Non-Functional Requirements (NFR)

  • Scale: 100M active alerts. ~20M users, ~5 alerts each. Symbol universe: ~50K actively-traded instruments (equities, ETFs, major option underlyings) plus a long tail of low-volume products. Price updates: peak ~3M ticks/sec for stocks during market open, heavily concentrated in a few hundred hot symbols. Product price changes are far slower (millions/day, bursty during sales).
  • Latency: from a price crossing the threshold to the notification being handed off, p99 under ~2s. For stocks this matters - a stale “hit your target” alert 30s late is useless when the price already moved. Alert create/edit is a normal request path, p99 under 100ms.
  • Availability: 99.9%+ on the matching path during market hours. Missing a fire because a matcher crashed is a real, visible failure. Alert CRUD can tolerate slightly less.
  • Consistency: the alert store (source of truth) is strongly consistent for a user’s own edits (you delete an alert, it stops firing). The matching index is eventually consistent with the store but must converge within a second or two, because an alert created “just now” should fire on the next relevant tick.
  • Durability: an accepted alert must never be silently lost. Once we ack the create, it survives crashes. A fired alert must be recorded so we do not double-fire a one-shot.
  • Correctness of firing: exactly-once user-visible firing per crossing. At-least-once matching under the hood, deduplicated so the user is not notified twice for the same crossing. And no missed crossings even when a price spikes and retraces between two evaluations.

Back-of-the-Envelope Estimation (BoE)

Real numbers, with arithmetic, because they pick the architecture.

Alerts (the standing set):

20M users * 5 active alerts avg = 100M active alerts
Per alert index entry: alert_id(16) + user_id(8) + symbol_id(4)

* _WHAT YOU SHOULD DO_
Continue the price-alert design notes from the point where they stop. The items have nothing to do with the price-alert design notes.

* _DATA_
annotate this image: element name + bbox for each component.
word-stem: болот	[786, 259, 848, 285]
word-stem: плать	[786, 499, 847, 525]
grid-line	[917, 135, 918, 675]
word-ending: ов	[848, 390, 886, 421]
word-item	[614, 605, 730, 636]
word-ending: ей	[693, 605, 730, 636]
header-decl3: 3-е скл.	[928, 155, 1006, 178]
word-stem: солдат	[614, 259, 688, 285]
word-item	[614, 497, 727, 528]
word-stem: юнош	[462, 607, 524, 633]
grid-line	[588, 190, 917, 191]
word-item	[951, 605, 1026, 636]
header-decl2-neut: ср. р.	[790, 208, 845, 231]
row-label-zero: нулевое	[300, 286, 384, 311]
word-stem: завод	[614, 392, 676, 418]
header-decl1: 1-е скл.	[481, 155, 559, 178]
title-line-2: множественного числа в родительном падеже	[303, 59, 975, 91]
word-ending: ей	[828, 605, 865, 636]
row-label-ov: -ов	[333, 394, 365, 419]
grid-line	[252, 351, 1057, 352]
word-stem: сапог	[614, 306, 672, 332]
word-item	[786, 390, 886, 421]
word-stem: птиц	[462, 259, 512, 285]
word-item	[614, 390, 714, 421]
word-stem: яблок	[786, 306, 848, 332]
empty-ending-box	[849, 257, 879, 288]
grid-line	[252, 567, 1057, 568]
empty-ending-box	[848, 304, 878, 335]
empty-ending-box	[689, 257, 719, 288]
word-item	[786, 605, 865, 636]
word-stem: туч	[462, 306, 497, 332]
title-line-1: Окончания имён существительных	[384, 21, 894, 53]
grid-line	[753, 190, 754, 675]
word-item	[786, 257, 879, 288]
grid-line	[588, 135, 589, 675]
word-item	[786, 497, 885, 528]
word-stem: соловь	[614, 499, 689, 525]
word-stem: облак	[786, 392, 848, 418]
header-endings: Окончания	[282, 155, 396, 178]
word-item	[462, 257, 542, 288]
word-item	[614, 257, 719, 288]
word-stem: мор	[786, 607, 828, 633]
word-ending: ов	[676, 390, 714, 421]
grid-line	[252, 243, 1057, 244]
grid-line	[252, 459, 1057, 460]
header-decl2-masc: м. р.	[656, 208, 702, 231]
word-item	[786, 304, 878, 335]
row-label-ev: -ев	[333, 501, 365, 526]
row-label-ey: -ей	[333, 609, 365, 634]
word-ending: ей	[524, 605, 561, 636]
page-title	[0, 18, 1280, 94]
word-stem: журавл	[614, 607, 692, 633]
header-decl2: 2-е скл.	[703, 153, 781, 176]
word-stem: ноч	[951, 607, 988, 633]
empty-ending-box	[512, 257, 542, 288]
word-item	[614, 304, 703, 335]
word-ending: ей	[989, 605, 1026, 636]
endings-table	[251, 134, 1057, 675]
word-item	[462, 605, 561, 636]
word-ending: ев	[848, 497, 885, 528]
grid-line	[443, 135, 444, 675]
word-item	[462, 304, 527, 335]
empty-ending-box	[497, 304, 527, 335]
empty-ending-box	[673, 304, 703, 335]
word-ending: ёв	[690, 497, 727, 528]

* _ANSWER TO THIS EXERCISE_
  + target_price(8) + condition/type/flags(4) = ~40 bytes
100M * 40 bytes = 4 GB  (the in-memory matching index, sharded)
Durable record ~150 bytes -> 100M * 150 = ~15 GB source of truth

The standing alert set is small in bytes. The index fits in memory across a handful of matcher nodes. The challenge is never storage - it is the tick rate against it.

Price ticks (the firehose):

Peak stock ticks: ~3,000,000 ticks/sec
Per tick on the wire: symbol_id(4) + price(8) + ts(8) + seq(4) ~= 24-50 bytes
3M * ~50 bytes = ~150 MB/sec = ~1.2 Gbps ingest at peak

3M/sec is the number that kills naive designs. But note the concentration: of 50K symbols, the top ~500 hot symbols carry the large majority of ticks and of alerts. That concentration is both the problem (hot partitions) and the lever (conflation helps most exactly where it is hottest).

Conflation payoff (why we do not evaluate every tick):

We do not need per-tick evaluation. Per symbol, per ~100ms window, all that
matters for crossing is the running (min, max) since the last evaluation.
50K symbols * (1000ms / 100ms) = 500,000 evaluations/sec
vs 3,000,000 raw ticks/sec -> ~6x reduction, and each eval is a cheap
range query, not a full scan.

Conflation turns a 3M/sec firehose into 500K cheap range-queries/sec. For a symbol getting 50K ticks/sec, we collapse those into one (min,max,last) per 100ms and evaluate once - the crossing math is identical (see deep dive 1) but the work drops by orders of magnitude.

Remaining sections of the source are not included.